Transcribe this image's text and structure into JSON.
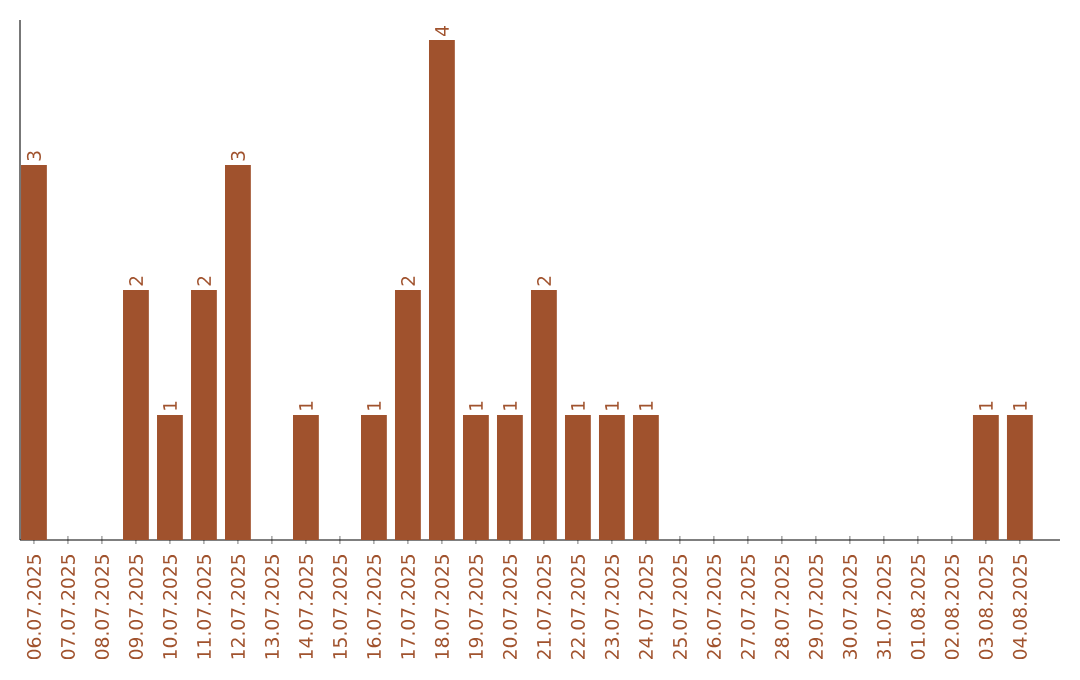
{
  "chart_data": {
    "type": "bar",
    "categories": [
      "06.07.2025",
      "07.07.2025",
      "08.07.2025",
      "09.07.2025",
      "10.07.2025",
      "11.07.2025",
      "12.07.2025",
      "13.07.2025",
      "14.07.2025",
      "15.07.2025",
      "16.07.2025",
      "17.07.2025",
      "18.07.2025",
      "19.07.2025",
      "20.07.2025",
      "21.07.2025",
      "22.07.2025",
      "23.07.2025",
      "24.07.2025",
      "25.07.2025",
      "26.07.2025",
      "27.07.2025",
      "28.07.2025",
      "29.07.2025",
      "30.07.2025",
      "31.07.2025",
      "01.08.2025",
      "02.08.2025",
      "03.08.2025",
      "04.08.2025"
    ],
    "values": [
      3,
      0,
      0,
      2,
      1,
      2,
      3,
      0,
      1,
      0,
      1,
      2,
      4,
      1,
      1,
      2,
      1,
      1,
      1,
      0,
      0,
      0,
      0,
      0,
      0,
      0,
      0,
      0,
      1,
      1
    ],
    "value_labels": [
      "3",
      null,
      null,
      "2",
      "1",
      "2",
      "3",
      null,
      "1",
      null,
      "1",
      "2",
      "4",
      "1",
      "1",
      "2",
      "1",
      "1",
      "1",
      null,
      null,
      null,
      null,
      null,
      null,
      null,
      null,
      null,
      "1",
      "1"
    ],
    "color": "#a0522d",
    "ylim": [
      0,
      4.16
    ],
    "tick_labels": "x"
  }
}
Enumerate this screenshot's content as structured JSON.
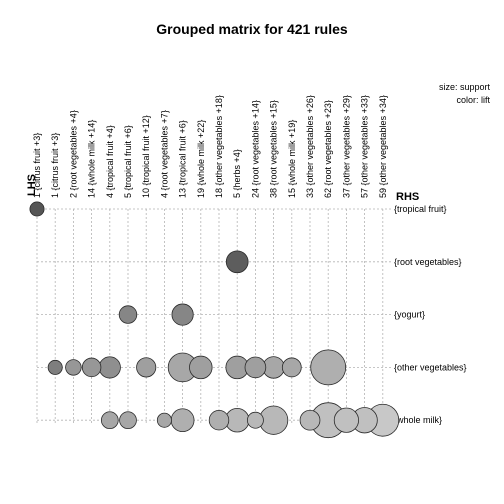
{
  "chart_data": {
    "type": "scatter",
    "title": "Grouped matrix for 421 rules",
    "xlabel": "LHS",
    "ylabel": "RHS",
    "legend": {
      "size": "size: support",
      "color": "color: lift"
    },
    "lhs_labels": [
      "1 {citrus fruit +3}",
      "1 {citrus fruit +3}",
      "2 {root vegetables +4}",
      "14 {whole milk +14}",
      "4 {tropical fruit +4}",
      "5 {tropical fruit +6}",
      "10 {tropical fruit +12}",
      "4 {root vegetables +7}",
      "13 {tropical fruit +6}",
      "19 {whole milk +22}",
      "18 {other vegetables +18}",
      "5 {herbs +4}",
      "24 {root vegetables +14}",
      "38 {root vegetables +15}",
      "15 {whole milk +19}",
      "33 {other vegetables +26}",
      "62 {root vegetables +23}",
      "37 {other vegetables +29}",
      "57 {other vegetables +33}",
      "59 {other vegetables +34}"
    ],
    "rhs_labels": [
      "{tropical fruit}",
      "{root vegetables}",
      "{yogurt}",
      "{other vegetables}",
      "{whole milk}"
    ],
    "points": [
      {
        "lhs": 0,
        "rhs": 0,
        "support": 0.08,
        "lift": 0.85
      },
      {
        "lhs": 11,
        "rhs": 1,
        "support": 0.3,
        "lift": 0.8
      },
      {
        "lhs": 5,
        "rhs": 2,
        "support": 0.16,
        "lift": 0.55
      },
      {
        "lhs": 8,
        "rhs": 2,
        "support": 0.28,
        "lift": 0.55
      },
      {
        "lhs": 1,
        "rhs": 3,
        "support": 0.08,
        "lift": 0.6
      },
      {
        "lhs": 2,
        "rhs": 3,
        "support": 0.11,
        "lift": 0.45
      },
      {
        "lhs": 3,
        "rhs": 3,
        "support": 0.19,
        "lift": 0.45
      },
      {
        "lhs": 4,
        "rhs": 3,
        "support": 0.28,
        "lift": 0.5
      },
      {
        "lhs": 6,
        "rhs": 3,
        "support": 0.21,
        "lift": 0.4
      },
      {
        "lhs": 8,
        "rhs": 3,
        "support": 0.62,
        "lift": 0.35
      },
      {
        "lhs": 9,
        "rhs": 3,
        "support": 0.33,
        "lift": 0.4
      },
      {
        "lhs": 11,
        "rhs": 3,
        "support": 0.33,
        "lift": 0.4
      },
      {
        "lhs": 12,
        "rhs": 3,
        "support": 0.26,
        "lift": 0.4
      },
      {
        "lhs": 13,
        "rhs": 3,
        "support": 0.29,
        "lift": 0.35
      },
      {
        "lhs": 14,
        "rhs": 3,
        "support": 0.2,
        "lift": 0.35
      },
      {
        "lhs": 16,
        "rhs": 3,
        "support": 1.0,
        "lift": 0.3
      },
      {
        "lhs": 4,
        "rhs": 4,
        "support": 0.14,
        "lift": 0.35
      },
      {
        "lhs": 5,
        "rhs": 4,
        "support": 0.14,
        "lift": 0.35
      },
      {
        "lhs": 7,
        "rhs": 4,
        "support": 0.08,
        "lift": 0.35
      },
      {
        "lhs": 8,
        "rhs": 4,
        "support": 0.34,
        "lift": 0.3
      },
      {
        "lhs": 10,
        "rhs": 4,
        "support": 0.22,
        "lift": 0.3
      },
      {
        "lhs": 11,
        "rhs": 4,
        "support": 0.37,
        "lift": 0.25
      },
      {
        "lhs": 12,
        "rhs": 4,
        "support": 0.12,
        "lift": 0.25
      },
      {
        "lhs": 13,
        "rhs": 4,
        "support": 0.6,
        "lift": 0.25
      },
      {
        "lhs": 15,
        "rhs": 4,
        "support": 0.23,
        "lift": 0.25
      },
      {
        "lhs": 16,
        "rhs": 4,
        "support": 1.0,
        "lift": 0.2
      },
      {
        "lhs": 17,
        "rhs": 4,
        "support": 0.4,
        "lift": 0.2
      },
      {
        "lhs": 18,
        "rhs": 4,
        "support": 0.45,
        "lift": 0.2
      },
      {
        "lhs": 19,
        "rhs": 4,
        "support": 0.8,
        "lift": 0.15
      }
    ],
    "grid": true,
    "colors": {
      "high_lift": "#555555",
      "low_lift": "#c8c8c8",
      "grid": "#b4b4b4"
    }
  }
}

▶ Problem statement
Determine the number of lines in the listing that hold the word "root", and supply that number and nothing further.

▶ Exercise output
6